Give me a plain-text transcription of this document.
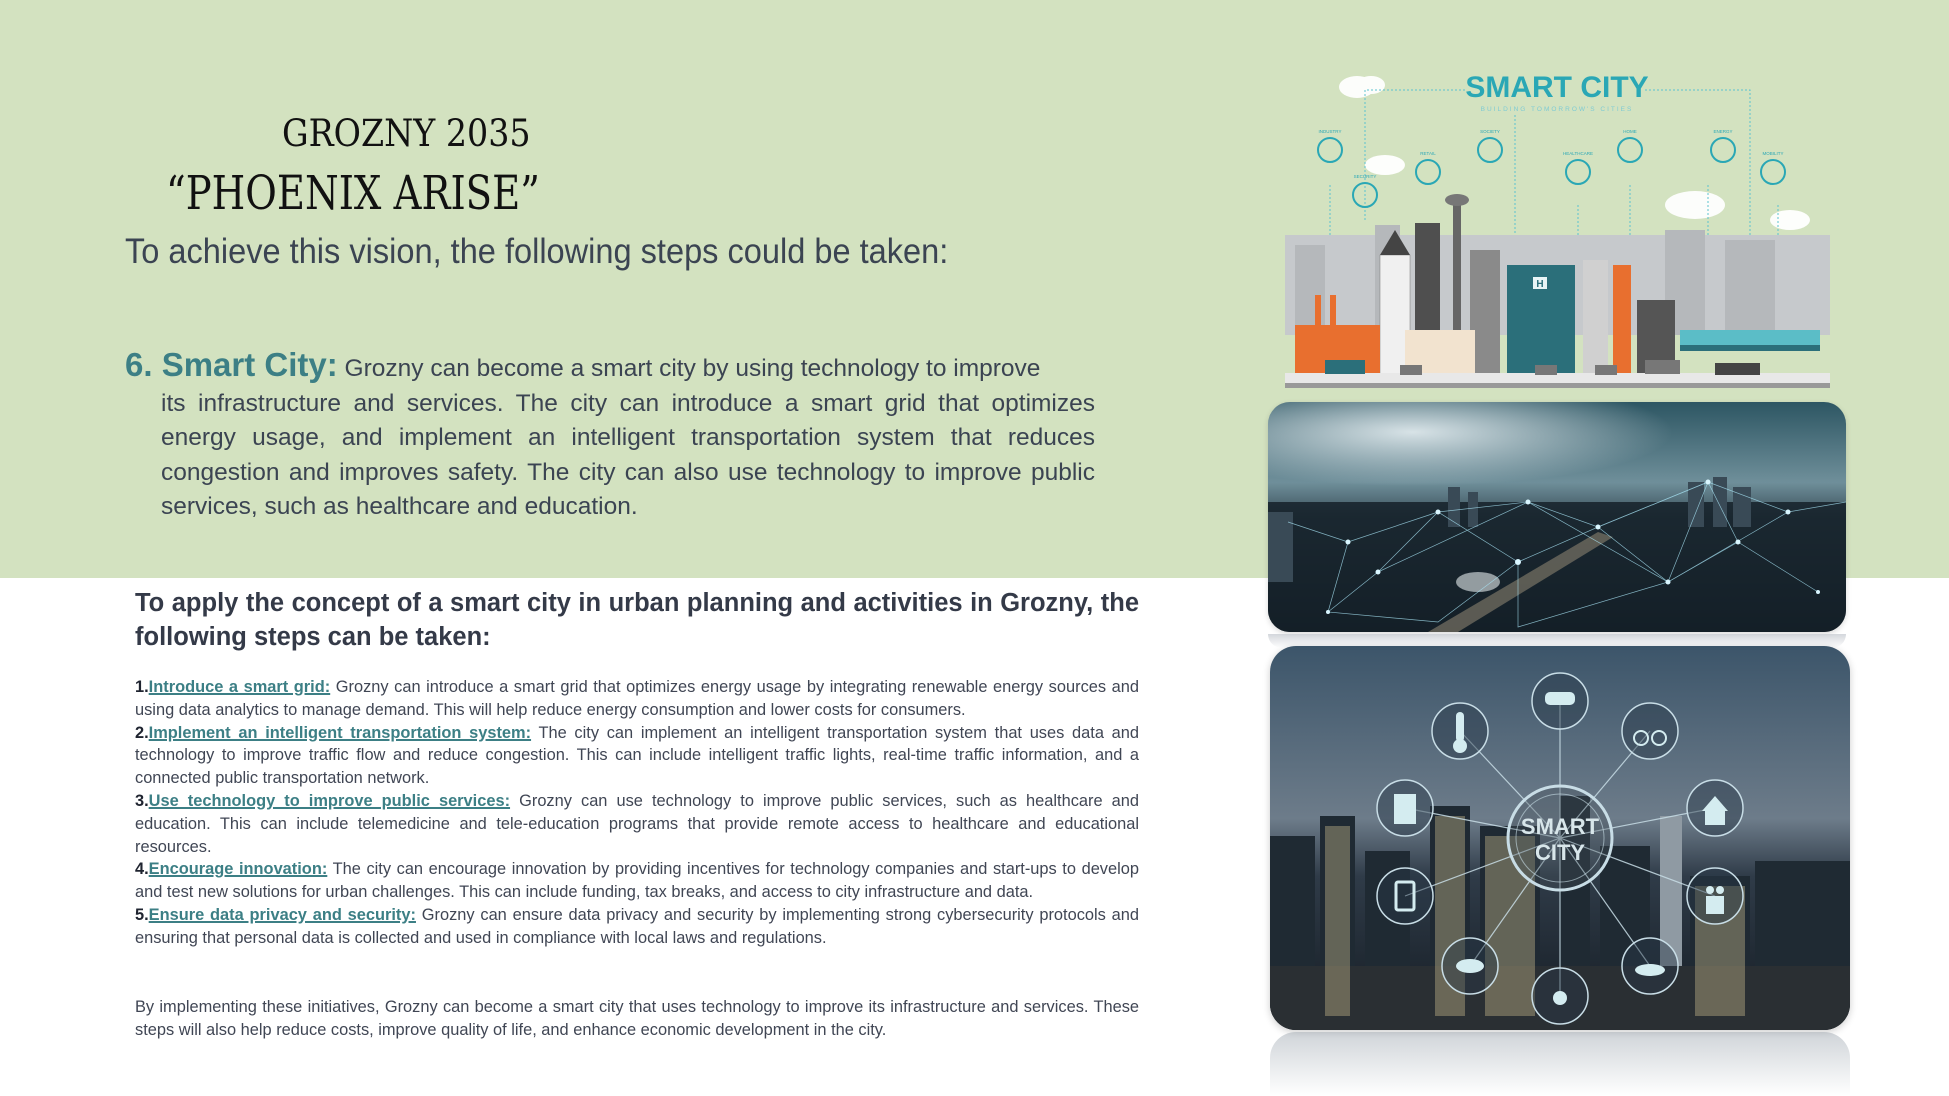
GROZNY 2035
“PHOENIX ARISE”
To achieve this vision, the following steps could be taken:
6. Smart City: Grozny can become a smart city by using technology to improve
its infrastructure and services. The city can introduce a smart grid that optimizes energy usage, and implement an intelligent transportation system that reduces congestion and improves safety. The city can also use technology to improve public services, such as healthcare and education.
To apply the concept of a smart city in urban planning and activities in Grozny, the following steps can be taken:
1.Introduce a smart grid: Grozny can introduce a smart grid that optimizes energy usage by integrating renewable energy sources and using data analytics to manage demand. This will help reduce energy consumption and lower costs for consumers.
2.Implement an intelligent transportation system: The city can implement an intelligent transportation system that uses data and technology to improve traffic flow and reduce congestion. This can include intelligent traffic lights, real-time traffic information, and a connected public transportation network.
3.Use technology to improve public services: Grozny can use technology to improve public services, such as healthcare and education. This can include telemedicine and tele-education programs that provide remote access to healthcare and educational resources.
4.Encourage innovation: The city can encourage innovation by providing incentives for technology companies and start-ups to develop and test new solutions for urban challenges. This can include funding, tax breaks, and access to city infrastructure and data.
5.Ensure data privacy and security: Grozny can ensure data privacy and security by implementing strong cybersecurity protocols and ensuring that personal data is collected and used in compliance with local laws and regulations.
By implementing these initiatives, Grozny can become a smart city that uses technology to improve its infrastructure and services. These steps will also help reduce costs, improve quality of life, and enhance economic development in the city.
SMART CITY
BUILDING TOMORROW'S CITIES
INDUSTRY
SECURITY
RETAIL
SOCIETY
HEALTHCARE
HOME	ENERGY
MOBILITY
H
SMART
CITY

____________

Your goal: Print each entry shown above with exact wording and no pictures.

Expected answer:
Give me a plain-text transcription of this document.
GROZNY 2035
“PHOENIX ARISE”
To achieve this vision, the following steps could be taken:
6. Smart City: Grozny can become a smart city by using technology to improve
its infrastructure and services. The city can introduce a smart grid that optimizes energy usage, and implement an intelligent transportation system that reduces congestion and improves safety. The city can also use technology to improve public services, such as healthcare and education.
To apply the concept of a smart city in urban planning and activities in Grozny, the following steps can be taken:
1.Introduce a smart grid: Grozny can introduce a smart grid that optimizes energy usage by integrating renewable energy sources and using data analytics to manage demand. This will help reduce energy consumption and lower costs for consumers.
2.Implement an intelligent transportation system: The city can implement an intelligent transportation system that uses data and technology to improve traffic flow and reduce congestion. This can include intelligent traffic lights, real-time traffic information, and a connected public transportation network.
3.Use technology to improve public services: Grozny can use technology to improve public services, such as healthcare and education. This can include telemedicine and tele-education programs that provide remote access to healthcare and educational resources.
4.Encourage innovation: The city can encourage innovation by providing incentives for technology companies and start-ups to develop and test new solutions for urban challenges. This can include funding, tax breaks, and access to city infrastructure and data.
5.Ensure data privacy and security: Grozny can ensure data privacy and security by implementing strong cybersecurity protocols and ensuring that personal data is collected and used in compliance with local laws and regulations.
By implementing these initiatives, Grozny can become a smart city that uses technology to improve its infrastructure and services. These steps will also help reduce costs, improve quality of life, and enhance economic development in the city.
SMART CITY
BUILDING TOMORROW'S CITIES
INDUSTRY
SECURITY
RETAIL
SOCIETY
HEALTHCARE
HOME	ENERGY
MOBILITY
H
SMART
CITY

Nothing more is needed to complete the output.